__Goal__. Report every line in the listing below where the string "appointed" shows up.

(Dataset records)
----------------

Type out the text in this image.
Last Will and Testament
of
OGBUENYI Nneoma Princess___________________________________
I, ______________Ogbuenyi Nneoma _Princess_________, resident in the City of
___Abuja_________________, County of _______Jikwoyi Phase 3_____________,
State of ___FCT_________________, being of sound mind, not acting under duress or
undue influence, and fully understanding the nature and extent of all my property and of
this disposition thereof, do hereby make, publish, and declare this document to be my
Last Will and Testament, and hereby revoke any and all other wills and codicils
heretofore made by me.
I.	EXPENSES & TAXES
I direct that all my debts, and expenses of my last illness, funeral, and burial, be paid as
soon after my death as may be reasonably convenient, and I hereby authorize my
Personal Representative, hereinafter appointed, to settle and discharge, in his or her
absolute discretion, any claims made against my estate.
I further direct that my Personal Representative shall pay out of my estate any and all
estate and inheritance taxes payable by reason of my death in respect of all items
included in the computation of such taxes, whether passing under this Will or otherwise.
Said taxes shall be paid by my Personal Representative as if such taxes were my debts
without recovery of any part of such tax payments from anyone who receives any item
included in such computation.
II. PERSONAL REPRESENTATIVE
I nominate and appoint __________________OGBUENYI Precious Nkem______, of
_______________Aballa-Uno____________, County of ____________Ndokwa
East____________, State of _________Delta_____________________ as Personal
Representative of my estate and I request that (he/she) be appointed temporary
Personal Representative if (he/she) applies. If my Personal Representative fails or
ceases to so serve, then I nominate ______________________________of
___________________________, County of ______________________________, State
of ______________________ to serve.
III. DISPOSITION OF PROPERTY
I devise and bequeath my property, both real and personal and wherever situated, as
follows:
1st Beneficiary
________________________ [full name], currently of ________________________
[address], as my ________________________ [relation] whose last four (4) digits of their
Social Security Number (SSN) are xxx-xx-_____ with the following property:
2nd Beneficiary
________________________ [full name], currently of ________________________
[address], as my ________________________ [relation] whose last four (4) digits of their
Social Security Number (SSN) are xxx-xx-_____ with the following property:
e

----------------

__Answer to the task__.
Personal Representative, hereinafter appointed, to settle and discharge, in his or her
Representative of my estate and I request that (he/she) be appointed temporary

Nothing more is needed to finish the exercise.